Format each of the lines below as one string in a JSON array, leaving out blank lines.
◆ ◆ ◆ ◆ ◆ ◆ ◆
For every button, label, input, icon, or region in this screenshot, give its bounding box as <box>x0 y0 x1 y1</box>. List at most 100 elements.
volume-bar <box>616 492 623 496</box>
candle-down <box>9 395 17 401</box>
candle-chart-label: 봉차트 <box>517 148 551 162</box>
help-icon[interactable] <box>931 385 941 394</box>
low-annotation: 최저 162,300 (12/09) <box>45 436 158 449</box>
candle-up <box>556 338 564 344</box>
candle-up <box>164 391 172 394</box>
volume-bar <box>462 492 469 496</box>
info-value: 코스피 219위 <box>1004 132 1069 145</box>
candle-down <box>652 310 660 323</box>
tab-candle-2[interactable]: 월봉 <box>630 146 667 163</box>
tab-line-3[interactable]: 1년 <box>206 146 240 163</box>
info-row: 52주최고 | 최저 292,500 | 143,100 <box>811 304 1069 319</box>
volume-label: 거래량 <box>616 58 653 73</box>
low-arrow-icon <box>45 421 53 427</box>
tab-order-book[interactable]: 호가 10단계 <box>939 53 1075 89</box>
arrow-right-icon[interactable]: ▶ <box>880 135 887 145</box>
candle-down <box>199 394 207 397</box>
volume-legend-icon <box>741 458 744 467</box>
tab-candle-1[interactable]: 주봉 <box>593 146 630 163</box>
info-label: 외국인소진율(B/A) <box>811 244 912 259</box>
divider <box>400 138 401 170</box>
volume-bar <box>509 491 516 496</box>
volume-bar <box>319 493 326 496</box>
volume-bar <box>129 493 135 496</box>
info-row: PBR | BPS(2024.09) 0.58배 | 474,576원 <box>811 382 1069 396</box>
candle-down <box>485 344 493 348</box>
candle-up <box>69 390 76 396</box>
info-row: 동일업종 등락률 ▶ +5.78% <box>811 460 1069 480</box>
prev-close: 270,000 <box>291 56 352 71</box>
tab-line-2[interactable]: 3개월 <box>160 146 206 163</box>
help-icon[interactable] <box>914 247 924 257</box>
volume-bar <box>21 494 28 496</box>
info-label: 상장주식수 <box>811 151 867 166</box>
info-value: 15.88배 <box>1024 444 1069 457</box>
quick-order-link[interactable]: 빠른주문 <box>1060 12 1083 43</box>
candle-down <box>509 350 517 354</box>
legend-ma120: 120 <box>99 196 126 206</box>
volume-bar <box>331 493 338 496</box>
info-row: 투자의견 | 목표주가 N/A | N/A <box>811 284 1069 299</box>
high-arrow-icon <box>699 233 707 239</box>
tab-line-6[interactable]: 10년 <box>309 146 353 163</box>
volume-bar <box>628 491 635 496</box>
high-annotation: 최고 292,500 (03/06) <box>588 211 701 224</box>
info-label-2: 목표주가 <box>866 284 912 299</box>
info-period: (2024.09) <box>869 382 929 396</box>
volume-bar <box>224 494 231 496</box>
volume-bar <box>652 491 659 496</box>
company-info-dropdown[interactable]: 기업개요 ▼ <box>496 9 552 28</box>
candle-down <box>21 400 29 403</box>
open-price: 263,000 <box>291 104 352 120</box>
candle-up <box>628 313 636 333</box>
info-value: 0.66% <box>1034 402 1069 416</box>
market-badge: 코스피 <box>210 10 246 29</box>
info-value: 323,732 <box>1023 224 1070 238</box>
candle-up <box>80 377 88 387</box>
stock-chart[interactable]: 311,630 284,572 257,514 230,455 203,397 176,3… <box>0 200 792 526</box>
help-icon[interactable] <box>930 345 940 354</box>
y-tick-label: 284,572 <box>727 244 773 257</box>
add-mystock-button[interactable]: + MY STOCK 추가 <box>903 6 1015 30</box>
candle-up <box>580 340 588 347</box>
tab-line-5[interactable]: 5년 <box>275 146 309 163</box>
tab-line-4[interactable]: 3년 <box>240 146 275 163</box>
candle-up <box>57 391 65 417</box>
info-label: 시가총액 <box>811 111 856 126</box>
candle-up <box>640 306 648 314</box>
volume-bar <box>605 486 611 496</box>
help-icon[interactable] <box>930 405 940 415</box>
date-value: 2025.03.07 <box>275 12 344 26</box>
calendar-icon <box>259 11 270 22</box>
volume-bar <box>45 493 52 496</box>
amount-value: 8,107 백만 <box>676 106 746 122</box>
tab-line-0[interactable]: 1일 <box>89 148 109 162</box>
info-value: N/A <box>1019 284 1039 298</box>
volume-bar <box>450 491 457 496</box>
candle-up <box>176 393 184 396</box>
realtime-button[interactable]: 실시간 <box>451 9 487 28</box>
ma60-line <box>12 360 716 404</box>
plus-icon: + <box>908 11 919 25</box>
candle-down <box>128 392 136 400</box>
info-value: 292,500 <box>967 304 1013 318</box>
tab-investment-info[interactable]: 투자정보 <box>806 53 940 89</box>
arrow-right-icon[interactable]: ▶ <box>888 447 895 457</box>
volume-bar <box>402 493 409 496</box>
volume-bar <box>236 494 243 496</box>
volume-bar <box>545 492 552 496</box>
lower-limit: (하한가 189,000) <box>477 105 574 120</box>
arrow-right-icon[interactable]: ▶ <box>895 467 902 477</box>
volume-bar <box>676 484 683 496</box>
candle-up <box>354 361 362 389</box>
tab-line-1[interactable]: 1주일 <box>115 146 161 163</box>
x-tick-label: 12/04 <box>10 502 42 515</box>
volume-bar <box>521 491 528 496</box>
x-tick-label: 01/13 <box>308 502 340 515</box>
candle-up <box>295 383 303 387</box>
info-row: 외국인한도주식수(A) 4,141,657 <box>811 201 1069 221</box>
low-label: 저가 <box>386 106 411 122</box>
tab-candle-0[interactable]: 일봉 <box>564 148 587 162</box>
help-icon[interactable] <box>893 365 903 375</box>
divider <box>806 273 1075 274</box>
◆ ◆ ◆ ◆ ◆ ◆ ◆
● **Full response**
[
  "For every button, label, input, icon, or region in this screenshot, give its bounding box as <box>x0 y0 x1 y1</box>. List at most 100 elements.",
  "volume-bar <box>616 492 623 496</box>",
  "candle-down <box>9 395 17 401</box>",
  "candle-chart-label: 봉차트 <box>517 148 551 162</box>",
  "help-icon[interactable] <box>931 385 941 394</box>",
  "low-annotation: 최저 162,300 (12/09) <box>45 436 158 449</box>",
  "candle-up <box>556 338 564 344</box>",
  "candle-up <box>164 391 172 394</box>",
  "volume-bar <box>462 492 469 496</box>",
  "info-value: 코스피 219위 <box>1004 132 1069 145</box>",
  "candle-down <box>652 310 660 323</box>",
  "tab-candle-2[interactable]: 월봉 <box>630 146 667 163</box>",
  "tab-line-3[interactable]: 1년 <box>206 146 240 163</box>",
  "info-row: 52주최고 | 최저 292,500 | 143,100 <box>811 304 1069 319</box>",
  "volume-label: 거래량 <box>616 58 653 73</box>",
  "low-arrow-icon <box>45 421 53 427</box>",
  "tab-order-book[interactable]: 호가 10단계 <box>939 53 1075 89</box>",
  "arrow-right-icon[interactable]: ▶ <box>880 135 887 145</box>",
  "candle-down <box>199 394 207 397</box>",
  "volume-legend-icon <box>741 458 744 467</box>",
  "tab-candle-1[interactable]: 주봉 <box>593 146 630 163</box>",
  "info-label: 외국인소진율(B/A) <box>811 244 912 259</box>",
  "divider <box>400 138 401 170</box>",
  "volume-bar <box>509 491 516 496</box>",
  "volume-bar <box>319 493 326 496</box>",
  "volume-bar <box>129 493 135 496</box>",
  "info-row: PBR | BPS(2024.09) 0.58배 | 474,576원 <box>811 382 1069 396</box>",
  "candle-down <box>485 344 493 348</box>",
  "candle-up <box>69 390 76 396</box>",
  "info-row: 동일업종 등락률 ▶ +5.78% <box>811 460 1069 480</box>",
  "prev-close: 270,000 <box>291 56 352 71</box>",
  "tab-line-2[interactable]: 3개월 <box>160 146 206 163</box>",
  "help-icon[interactable] <box>914 247 924 257</box>",
  "volume-bar <box>21 494 28 496</box>",
  "info-label: 상장주식수 <box>811 151 867 166</box>",
  "info-value: 15.88배 <box>1024 444 1069 457</box>",
  "quick-order-link[interactable]: 빠른주문 <box>1060 12 1083 43</box>",
  "candle-down <box>509 350 517 354</box>",
  "legend-ma120: 120 <box>99 196 126 206</box>",
  "volume-bar <box>331 493 338 496</box>",
  "info-row: 투자의견 | 목표주가 N/A | N/A <box>811 284 1069 299</box>",
  "high-arrow-icon <box>699 233 707 239</box>",
  "tab-line-6[interactable]: 10년 <box>309 146 353 163</box>",
  "volume-bar <box>628 491 635 496</box>",
  "high-annotation: 최고 292,500 (03/06) <box>588 211 701 224</box>",
  "info-label-2: 목표주가 <box>866 284 912 299</box>",
  "info-period: (2024.09) <box>869 382 929 396</box>",
  "volume-bar <box>224 494 231 496</box>",
  "volume-bar <box>652 491 659 496</box>",
  "company-info-dropdown[interactable]: 기업개요 ▼ <box>496 9 552 28</box>",
  "candle-down <box>21 400 29 403</box>",
  "open-price: 263,000 <box>291 104 352 120</box>",
  "candle-up <box>628 313 636 333</box>",
  "info-value: 0.66% <box>1034 402 1069 416</box>",
  "market-badge: 코스피 <box>210 10 246 29</box>",
  "info-value: 323,732 <box>1023 224 1070 238</box>",
  "candle-up <box>80 377 88 387</box>",
  "stock-chart[interactable]: 311,630 284,572 257,514 230,455 203,397 176,3… <box>0 200 792 526</box>",
  "help-icon[interactable] <box>930 345 940 354</box>",
  "y-tick-label: 284,572 <box>727 244 773 257</box>",
  "add-mystock-button[interactable]: + MY STOCK 추가 <box>903 6 1015 30</box>",
  "candle-up <box>580 340 588 347</box>",
  "tab-line-5[interactable]: 5년 <box>275 146 309 163</box>",
  "tab-line-4[interactable]: 3년 <box>240 146 275 163</box>",
  "candle-up <box>57 391 65 417</box>",
  "info-label: 시가총액 <box>811 111 856 126</box>",
  "candle-up <box>640 306 648 314</box>",
  "volume-bar <box>605 486 611 496</box>",
  "help-icon[interactable] <box>930 405 940 415</box>",
  "date-value: 2025.03.07 <box>275 12 344 26</box>",
  "calendar-icon <box>259 11 270 22</box>",
  "volume-bar <box>45 493 52 496</box>",
  "amount-value: 8,107 백만 <box>676 106 746 122</box>",
  "tab-line-0[interactable]: 1일 <box>89 148 109 162</box>",
  "info-value: N/A <box>1019 284 1039 298</box>",
  "volume-bar <box>450 491 457 496</box>",
  "candle-up <box>176 393 184 396</box>",
  "realtime-button[interactable]: 실시간 <box>451 9 487 28</box>",
  "ma60-line <box>12 360 716 404</box>",
  "plus-icon: + <box>908 11 919 25</box>",
  "candle-down <box>128 392 136 400</box>",
  "info-value: 292,500 <box>967 304 1013 318</box>",
  "tab-investment-info[interactable]: 투자정보 <box>806 53 940 89</box>",
  "arrow-right-icon[interactable]: ▶ <box>888 447 895 457</box>",
  "volume-bar <box>402 493 409 496</box>",
  "volume-bar <box>236 494 243 496</box>",
  "volume-bar <box>545 492 552 496</box>",
  "lower-limit: (하한가 189,000) <box>477 105 574 120</box>",
  "arrow-right-icon[interactable]: ▶ <box>895 467 902 477</box>",
  "volume-bar <box>676 484 683 496</box>",
  "candle-up <box>354 361 362 389</box>",
  "tab-line-1[interactable]: 1주일 <box>115 146 161 163</box>",
  "x-tick-label: 12/04 <box>10 502 42 515</box>",
  "volume-bar <box>521 491 528 496</box>",
  "x-tick-label: 01/13 <box>308 502 340 515</box>",
  "candle-up <box>295 383 303 387</box>",
  "info-row: 외국인한도주식수(A) 4,141,657 <box>811 201 1069 221</box>",
  "low-label: 저가 <box>386 106 411 122</box>",
  "tab-candle-0[interactable]: 일봉 <box>564 148 587 162</box>",
  "help-icon[interactable] <box>893 365 903 375</box>",
  "divider <box>806 273 1075 274</box>"
]